EXERCISE:
Quote the whole listing word for word. Do not include the pictures.

* Begin ITEMS *

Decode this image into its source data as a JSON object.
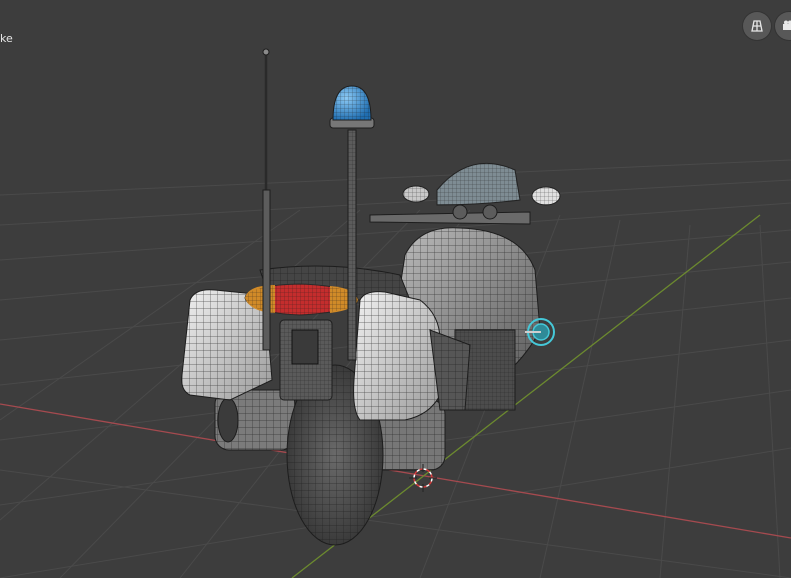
{
  "viewport": {
    "object_label": "ke",
    "background_color": "#3d3d3d",
    "grid_color": "#4a4a4a",
    "x_axis_color": "#a54a4f",
    "y_axis_color": "#6c8a2f"
  },
  "header_buttons": [
    {
      "name": "toggle-grid-view",
      "icon": "grid-icon"
    },
    {
      "name": "camera-view",
      "icon": "camera-icon"
    }
  ],
  "scene": {
    "object": "motorcycle",
    "shading": "wireframe-overlay",
    "beacon_color": "#3a8fd6",
    "tail_light_colors": [
      "#d08a28",
      "#c42d2d"
    ],
    "selected_empty_color": "#45c8d8",
    "origin_cursor_color": "#d23b3b"
  }
}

* End ITEMS *

EXPECTED OUTPUT:
Decode this image into its source data as a JSON object.
{
  "viewport": {
    "object_label": "ke",
    "background_color": "#3d3d3d",
    "grid_color": "#4a4a4a",
    "x_axis_color": "#a54a4f",
    "y_axis_color": "#6c8a2f"
  },
  "header_buttons": [
    {
      "name": "toggle-grid-view",
      "icon": "grid-icon"
    },
    {
      "name": "camera-view",
      "icon": "camera-icon"
    }
  ],
  "scene": {
    "object": "motorcycle",
    "shading": "wireframe-overlay",
    "beacon_color": "#3a8fd6",
    "tail_light_colors": [
      "#d08a28",
      "#c42d2d"
    ],
    "selected_empty_color": "#45c8d8",
    "origin_cursor_color": "#d23b3b"
  }
}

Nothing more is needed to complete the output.